* To be done
Look through the data for the string "open". Copy every line where it is found.

* Extracted entries
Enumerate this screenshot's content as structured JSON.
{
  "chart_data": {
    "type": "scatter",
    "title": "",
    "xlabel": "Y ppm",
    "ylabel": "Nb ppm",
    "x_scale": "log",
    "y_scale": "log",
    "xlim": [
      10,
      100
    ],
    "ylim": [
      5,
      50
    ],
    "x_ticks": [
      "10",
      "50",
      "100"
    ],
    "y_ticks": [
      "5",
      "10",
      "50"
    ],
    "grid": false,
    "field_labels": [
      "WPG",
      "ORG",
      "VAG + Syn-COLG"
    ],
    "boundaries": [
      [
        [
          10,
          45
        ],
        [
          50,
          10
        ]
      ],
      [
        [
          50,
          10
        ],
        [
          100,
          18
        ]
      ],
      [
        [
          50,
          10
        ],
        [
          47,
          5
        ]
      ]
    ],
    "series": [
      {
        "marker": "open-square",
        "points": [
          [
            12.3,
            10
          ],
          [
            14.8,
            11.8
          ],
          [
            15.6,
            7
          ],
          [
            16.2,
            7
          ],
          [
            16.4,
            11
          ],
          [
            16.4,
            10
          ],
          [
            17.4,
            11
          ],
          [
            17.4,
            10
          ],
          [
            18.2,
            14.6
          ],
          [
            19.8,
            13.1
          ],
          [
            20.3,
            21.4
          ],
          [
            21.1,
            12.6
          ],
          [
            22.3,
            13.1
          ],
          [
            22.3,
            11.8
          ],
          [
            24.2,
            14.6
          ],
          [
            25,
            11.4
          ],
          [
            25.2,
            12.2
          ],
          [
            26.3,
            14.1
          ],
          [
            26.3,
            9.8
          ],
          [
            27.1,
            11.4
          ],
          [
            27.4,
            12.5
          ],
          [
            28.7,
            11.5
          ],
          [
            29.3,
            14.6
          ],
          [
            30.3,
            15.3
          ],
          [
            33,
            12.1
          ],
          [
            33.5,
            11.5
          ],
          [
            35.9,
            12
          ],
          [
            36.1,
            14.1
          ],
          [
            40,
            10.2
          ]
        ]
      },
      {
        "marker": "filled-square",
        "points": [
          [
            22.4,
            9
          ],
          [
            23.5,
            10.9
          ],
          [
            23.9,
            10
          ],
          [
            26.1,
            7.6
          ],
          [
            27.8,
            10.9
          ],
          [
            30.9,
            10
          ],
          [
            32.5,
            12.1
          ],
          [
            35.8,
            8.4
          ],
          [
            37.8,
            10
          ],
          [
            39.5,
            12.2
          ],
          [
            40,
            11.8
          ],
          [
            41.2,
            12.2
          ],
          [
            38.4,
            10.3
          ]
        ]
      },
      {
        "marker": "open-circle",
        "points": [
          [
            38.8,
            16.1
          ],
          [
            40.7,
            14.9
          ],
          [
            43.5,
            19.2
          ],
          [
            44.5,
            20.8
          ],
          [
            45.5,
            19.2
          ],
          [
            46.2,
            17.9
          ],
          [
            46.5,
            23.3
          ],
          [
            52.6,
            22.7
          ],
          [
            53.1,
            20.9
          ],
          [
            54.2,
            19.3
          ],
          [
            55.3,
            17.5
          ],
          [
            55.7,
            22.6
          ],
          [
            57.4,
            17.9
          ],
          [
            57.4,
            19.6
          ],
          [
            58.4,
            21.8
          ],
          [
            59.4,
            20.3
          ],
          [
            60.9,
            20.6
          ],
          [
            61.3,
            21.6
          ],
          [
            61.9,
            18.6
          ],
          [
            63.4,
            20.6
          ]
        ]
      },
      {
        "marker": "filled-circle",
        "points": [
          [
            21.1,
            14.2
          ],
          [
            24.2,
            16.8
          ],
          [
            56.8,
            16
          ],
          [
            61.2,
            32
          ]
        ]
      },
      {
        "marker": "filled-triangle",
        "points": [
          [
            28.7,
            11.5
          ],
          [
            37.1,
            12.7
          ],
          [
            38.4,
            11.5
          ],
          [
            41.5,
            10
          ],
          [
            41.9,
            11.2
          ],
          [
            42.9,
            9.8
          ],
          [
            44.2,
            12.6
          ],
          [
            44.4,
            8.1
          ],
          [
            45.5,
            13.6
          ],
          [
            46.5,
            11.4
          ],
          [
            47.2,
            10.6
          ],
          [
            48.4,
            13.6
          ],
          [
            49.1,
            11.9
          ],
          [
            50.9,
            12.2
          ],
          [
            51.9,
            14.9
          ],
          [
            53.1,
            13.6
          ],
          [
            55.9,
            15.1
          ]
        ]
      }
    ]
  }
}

* Result of the task
        "marker": "open-square",
        "marker": "open-circle",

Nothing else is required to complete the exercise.